Max Rose-Collins
Max Rose-Collins

Reputation: 1924

Jquery - Passing event.data to .on() and .bind()

As I understand it, future versions on jQuery will not have bind so I am trying to use on instead. I have run into a problem though.

I am trying to understand why bind allows me to set event.data but on doesn't.

This works

$(document).bind('ajaxError', '#form-id', function(event, jqxhr, settings, exception){
  $(event.data).render_form_errors($.parseJSON(jqxhr.responseText));
});

This doesn't work

$(document).on('ajaxError', '#form-id', function(event, jqxhr, settings, exception){
  $(event.data).render_form_errors($.parseJSON(jqxhr.responseText));  
});

I have multiple forms on a single page so I am trying to render the error for each specific form.

Upvotes: 3

Views: 135

Answers (1)

Frédéric Hamidi
Frédéric Hamidi

Reputation: 263047

That's because the second argument to on() is a selector, not the event data (as on() is also meant to supersede delegate()).

The correct syntax for on() in your case is:

$(document).on('ajaxError', null, '#form-id', function(event, jqxhr, settings, exception) {
    $(event.data).render_form_errors($.parseJSON(jqxhr.responseText));  
});

As an aside, note that, to my knowledge, no official source has said that future versions of jQuery will not have bind(). on() is indeed meant to supersede both bind() and delegate(), but neither method is deprecated and both will most probably remain around in the foreseeable future (there is a lot of code out there that still uses them).

> _Given information_:
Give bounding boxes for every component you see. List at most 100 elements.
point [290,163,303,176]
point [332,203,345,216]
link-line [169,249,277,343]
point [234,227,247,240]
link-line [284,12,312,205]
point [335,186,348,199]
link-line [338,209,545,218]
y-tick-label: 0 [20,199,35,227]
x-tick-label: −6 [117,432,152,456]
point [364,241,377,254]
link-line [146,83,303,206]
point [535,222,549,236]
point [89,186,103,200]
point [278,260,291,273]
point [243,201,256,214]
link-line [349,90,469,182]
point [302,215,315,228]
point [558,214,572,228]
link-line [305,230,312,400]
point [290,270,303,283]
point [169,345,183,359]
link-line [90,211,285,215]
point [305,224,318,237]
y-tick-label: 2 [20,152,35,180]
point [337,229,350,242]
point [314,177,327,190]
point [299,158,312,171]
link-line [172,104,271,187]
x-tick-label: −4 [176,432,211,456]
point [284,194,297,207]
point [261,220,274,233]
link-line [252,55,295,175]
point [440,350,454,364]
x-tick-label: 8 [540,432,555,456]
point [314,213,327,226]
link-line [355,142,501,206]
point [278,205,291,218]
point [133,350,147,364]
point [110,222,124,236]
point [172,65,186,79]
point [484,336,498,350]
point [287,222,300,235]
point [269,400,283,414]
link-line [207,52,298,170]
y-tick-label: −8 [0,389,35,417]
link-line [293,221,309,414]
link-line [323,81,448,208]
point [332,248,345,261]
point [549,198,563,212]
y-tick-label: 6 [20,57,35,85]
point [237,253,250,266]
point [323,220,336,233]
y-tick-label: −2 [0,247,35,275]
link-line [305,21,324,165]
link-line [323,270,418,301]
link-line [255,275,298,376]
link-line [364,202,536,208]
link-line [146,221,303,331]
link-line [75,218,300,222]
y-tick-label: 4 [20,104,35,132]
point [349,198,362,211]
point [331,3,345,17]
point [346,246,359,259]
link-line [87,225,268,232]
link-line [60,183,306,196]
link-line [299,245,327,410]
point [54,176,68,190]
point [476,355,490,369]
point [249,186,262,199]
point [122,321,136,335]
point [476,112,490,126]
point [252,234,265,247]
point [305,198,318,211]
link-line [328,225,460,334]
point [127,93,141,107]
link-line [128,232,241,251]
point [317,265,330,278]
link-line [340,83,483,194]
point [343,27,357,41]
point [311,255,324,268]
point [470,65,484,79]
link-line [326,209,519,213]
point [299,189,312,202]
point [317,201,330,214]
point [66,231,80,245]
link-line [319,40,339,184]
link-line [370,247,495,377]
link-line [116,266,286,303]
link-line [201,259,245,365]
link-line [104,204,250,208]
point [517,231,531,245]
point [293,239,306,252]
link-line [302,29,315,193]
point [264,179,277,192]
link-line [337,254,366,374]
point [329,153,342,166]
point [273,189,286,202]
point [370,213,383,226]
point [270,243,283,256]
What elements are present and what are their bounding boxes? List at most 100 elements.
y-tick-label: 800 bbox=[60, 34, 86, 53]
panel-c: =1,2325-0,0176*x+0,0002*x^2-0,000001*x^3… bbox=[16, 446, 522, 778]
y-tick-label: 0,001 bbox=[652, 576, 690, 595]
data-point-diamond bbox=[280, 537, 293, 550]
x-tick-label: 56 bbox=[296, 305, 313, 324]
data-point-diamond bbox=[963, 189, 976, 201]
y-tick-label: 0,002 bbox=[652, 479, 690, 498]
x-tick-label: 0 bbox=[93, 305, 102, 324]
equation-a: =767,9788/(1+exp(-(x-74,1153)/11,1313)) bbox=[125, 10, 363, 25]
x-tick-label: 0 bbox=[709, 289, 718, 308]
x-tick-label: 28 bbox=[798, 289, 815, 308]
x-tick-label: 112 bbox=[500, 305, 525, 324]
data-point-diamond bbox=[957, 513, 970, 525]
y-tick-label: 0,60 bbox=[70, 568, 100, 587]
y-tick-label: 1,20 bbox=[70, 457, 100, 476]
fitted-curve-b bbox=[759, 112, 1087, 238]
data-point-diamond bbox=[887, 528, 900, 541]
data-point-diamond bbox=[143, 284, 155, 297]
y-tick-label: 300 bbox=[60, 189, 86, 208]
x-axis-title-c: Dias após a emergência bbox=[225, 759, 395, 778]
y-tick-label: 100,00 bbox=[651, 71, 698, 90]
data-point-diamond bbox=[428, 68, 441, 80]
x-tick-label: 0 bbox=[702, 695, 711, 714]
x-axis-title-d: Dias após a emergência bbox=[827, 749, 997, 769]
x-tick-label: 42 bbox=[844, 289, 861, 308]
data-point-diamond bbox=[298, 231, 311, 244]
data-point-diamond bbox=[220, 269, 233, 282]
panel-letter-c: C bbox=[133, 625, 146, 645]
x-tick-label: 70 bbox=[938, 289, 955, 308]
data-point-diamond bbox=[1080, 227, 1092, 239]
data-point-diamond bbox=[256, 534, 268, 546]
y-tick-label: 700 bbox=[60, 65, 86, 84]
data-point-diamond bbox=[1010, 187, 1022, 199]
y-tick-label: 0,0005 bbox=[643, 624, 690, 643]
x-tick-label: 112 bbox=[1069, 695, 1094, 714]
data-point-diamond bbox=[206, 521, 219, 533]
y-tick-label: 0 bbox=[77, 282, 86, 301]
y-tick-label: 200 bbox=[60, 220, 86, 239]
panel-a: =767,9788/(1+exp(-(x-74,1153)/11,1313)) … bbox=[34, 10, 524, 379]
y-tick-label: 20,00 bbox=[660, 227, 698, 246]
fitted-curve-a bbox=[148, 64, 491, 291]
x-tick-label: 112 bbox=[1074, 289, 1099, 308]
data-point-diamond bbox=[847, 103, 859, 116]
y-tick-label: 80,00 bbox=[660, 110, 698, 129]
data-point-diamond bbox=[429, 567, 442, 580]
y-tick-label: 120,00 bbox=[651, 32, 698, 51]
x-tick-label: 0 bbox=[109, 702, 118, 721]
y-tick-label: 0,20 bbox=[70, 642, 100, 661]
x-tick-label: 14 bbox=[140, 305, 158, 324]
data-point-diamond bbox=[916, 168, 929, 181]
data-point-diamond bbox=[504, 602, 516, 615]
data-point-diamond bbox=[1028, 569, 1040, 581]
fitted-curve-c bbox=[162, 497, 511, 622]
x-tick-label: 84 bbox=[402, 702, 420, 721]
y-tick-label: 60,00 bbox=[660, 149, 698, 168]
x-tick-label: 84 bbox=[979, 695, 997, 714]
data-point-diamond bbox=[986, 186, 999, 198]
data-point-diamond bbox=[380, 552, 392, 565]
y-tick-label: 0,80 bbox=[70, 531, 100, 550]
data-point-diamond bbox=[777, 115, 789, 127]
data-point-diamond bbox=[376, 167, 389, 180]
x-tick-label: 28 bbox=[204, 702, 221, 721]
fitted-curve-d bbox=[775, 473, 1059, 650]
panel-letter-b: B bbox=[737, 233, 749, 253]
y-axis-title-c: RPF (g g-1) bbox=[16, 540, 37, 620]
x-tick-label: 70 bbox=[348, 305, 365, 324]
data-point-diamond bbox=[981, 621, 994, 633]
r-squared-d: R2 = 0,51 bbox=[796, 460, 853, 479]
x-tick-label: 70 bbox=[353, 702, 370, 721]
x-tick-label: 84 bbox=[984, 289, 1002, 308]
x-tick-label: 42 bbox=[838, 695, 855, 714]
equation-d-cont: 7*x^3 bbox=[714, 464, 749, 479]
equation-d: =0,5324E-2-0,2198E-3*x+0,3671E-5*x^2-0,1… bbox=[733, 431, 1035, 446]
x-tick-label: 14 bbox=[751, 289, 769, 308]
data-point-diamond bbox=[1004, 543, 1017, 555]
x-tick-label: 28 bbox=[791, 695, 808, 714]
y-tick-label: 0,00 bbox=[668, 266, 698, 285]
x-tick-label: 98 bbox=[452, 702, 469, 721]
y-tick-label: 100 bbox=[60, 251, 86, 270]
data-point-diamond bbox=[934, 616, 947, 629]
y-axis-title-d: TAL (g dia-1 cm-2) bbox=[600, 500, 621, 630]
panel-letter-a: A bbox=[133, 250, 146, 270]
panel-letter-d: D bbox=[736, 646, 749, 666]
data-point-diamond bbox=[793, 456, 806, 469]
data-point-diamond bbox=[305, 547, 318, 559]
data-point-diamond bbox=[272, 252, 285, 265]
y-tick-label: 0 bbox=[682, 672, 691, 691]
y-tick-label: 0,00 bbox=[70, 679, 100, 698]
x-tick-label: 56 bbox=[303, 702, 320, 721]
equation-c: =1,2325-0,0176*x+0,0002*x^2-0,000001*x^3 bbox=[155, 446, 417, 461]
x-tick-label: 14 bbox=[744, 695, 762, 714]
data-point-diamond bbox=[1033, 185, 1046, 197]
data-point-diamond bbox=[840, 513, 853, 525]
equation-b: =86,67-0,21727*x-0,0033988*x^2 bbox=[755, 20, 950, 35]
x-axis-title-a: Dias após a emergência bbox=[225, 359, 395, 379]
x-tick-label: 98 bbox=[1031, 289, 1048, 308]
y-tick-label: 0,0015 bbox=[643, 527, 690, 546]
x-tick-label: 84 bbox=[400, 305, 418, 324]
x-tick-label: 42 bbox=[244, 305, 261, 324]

> _About this exercise_: Extract the stretch of the jQuery discussion from "That's because the" through "still uses them).". The material has no connection to the jQuery discussion.

> _Result_:
That's because the second argument to on() is a selector, not the event data (as on() is also meant to supersede delegate()).

The correct syntax for on() in your case is:

$(document).on('ajaxError', null, '#form-id', function(event, jqxhr, settings, exception) {
    $(event.data).render_form_errors($.parseJSON(jqxhr.responseText));  
});

As an aside, note that, to my knowledge, no official source has said that future versions of jQuery will not have bind(). on() is indeed meant to supersede both bind() and delegate(), but neither method is deprecated and both will most probably remain around in the foreseeable future (there is a lot of code out there that still uses them).